What is being asked: How many lines of the data hold the word "estimations"? State the number and nothing else.
** START OF Given records **
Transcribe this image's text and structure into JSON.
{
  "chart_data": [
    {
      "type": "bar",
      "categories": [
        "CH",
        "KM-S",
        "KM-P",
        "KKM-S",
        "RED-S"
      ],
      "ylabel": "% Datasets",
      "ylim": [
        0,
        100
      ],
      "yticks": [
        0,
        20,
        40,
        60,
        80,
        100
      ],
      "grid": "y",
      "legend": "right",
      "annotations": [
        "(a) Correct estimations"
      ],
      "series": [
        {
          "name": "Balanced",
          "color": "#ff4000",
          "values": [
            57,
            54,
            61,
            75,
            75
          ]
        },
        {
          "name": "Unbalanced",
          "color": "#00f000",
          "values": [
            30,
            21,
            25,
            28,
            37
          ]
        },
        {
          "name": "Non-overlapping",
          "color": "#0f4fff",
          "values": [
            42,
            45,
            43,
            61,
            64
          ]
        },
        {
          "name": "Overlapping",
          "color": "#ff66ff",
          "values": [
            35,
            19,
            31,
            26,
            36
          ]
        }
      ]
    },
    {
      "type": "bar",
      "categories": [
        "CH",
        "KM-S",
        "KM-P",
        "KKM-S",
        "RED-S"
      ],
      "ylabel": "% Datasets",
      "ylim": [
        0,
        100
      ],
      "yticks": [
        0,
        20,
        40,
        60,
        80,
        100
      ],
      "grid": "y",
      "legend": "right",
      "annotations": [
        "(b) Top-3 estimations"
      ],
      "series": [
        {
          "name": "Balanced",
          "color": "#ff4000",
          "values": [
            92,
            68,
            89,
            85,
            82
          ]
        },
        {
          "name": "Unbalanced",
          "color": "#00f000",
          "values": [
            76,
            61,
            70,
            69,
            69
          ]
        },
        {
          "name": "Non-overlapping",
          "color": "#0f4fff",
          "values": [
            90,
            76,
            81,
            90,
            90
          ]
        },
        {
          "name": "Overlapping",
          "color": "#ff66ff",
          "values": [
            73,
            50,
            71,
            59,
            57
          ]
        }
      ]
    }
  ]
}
** END OF Given records **
** START OF Given records **
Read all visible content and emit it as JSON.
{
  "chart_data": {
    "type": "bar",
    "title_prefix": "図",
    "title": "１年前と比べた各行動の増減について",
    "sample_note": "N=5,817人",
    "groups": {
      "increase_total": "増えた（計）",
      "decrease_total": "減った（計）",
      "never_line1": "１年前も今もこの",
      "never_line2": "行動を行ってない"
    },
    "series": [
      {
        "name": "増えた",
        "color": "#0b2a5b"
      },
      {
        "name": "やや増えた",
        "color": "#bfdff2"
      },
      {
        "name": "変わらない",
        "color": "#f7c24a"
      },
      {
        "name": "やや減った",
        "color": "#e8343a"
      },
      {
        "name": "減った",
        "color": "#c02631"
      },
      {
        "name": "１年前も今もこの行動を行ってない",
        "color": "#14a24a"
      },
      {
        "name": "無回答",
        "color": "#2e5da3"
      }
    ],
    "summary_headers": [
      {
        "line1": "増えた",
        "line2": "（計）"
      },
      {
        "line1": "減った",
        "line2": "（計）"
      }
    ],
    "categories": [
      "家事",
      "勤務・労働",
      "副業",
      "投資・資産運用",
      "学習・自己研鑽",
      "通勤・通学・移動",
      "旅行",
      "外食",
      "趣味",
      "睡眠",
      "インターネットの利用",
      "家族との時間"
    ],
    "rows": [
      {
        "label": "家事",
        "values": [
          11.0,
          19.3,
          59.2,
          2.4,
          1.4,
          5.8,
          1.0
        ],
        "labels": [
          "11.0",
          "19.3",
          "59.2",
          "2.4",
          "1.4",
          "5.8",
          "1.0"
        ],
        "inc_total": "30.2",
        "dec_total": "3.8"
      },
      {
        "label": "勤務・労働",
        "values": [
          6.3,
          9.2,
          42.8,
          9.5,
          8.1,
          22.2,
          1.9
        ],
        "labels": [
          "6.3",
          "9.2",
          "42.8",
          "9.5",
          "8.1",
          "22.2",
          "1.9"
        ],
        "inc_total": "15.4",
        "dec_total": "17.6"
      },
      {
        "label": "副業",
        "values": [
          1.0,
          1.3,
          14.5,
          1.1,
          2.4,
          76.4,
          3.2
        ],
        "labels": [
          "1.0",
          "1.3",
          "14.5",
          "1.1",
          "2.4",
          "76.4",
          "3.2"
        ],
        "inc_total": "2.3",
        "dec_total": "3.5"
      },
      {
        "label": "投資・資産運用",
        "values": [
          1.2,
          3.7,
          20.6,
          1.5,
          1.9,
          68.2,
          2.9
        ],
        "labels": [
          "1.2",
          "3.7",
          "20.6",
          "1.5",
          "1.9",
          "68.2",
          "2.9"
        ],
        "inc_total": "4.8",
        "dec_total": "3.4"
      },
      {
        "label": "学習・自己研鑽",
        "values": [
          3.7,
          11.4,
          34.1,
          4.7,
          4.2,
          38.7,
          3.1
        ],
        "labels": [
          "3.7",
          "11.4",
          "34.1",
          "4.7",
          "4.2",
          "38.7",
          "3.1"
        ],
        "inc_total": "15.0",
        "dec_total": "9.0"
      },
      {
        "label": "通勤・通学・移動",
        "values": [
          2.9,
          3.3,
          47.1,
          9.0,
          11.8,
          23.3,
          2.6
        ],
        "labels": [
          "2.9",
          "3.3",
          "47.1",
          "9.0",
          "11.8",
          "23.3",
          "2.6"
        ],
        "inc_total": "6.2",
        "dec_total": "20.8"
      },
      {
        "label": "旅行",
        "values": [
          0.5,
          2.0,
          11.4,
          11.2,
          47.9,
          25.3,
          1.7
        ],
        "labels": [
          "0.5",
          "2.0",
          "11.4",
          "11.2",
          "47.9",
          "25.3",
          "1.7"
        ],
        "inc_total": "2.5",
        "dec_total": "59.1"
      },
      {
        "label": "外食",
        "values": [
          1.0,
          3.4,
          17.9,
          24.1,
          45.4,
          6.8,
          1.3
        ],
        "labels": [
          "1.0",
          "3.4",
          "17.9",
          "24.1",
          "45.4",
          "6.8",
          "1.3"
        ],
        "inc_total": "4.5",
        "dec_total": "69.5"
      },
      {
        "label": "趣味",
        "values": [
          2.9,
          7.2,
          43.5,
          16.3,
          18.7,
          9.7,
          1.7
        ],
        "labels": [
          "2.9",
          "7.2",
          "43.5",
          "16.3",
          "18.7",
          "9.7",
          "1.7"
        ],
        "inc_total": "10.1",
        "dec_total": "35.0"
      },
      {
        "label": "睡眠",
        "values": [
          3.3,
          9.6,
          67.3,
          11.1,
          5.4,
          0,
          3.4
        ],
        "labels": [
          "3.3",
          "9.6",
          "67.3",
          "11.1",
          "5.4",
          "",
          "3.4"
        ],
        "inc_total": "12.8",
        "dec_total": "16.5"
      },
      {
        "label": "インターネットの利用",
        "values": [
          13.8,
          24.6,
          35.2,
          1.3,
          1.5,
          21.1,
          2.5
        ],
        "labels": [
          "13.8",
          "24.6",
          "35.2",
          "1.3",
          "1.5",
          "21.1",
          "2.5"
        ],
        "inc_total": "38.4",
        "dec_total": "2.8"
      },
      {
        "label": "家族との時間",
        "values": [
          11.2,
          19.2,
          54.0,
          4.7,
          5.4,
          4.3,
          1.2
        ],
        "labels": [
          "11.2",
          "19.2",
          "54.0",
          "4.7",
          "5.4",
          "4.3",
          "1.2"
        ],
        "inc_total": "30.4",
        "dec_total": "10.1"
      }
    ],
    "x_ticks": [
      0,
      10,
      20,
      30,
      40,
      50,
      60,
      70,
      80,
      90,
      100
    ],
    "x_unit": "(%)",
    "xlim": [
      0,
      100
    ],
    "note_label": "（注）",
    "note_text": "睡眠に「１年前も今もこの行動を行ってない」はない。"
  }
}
** END OF Given records **
Result of this task: 2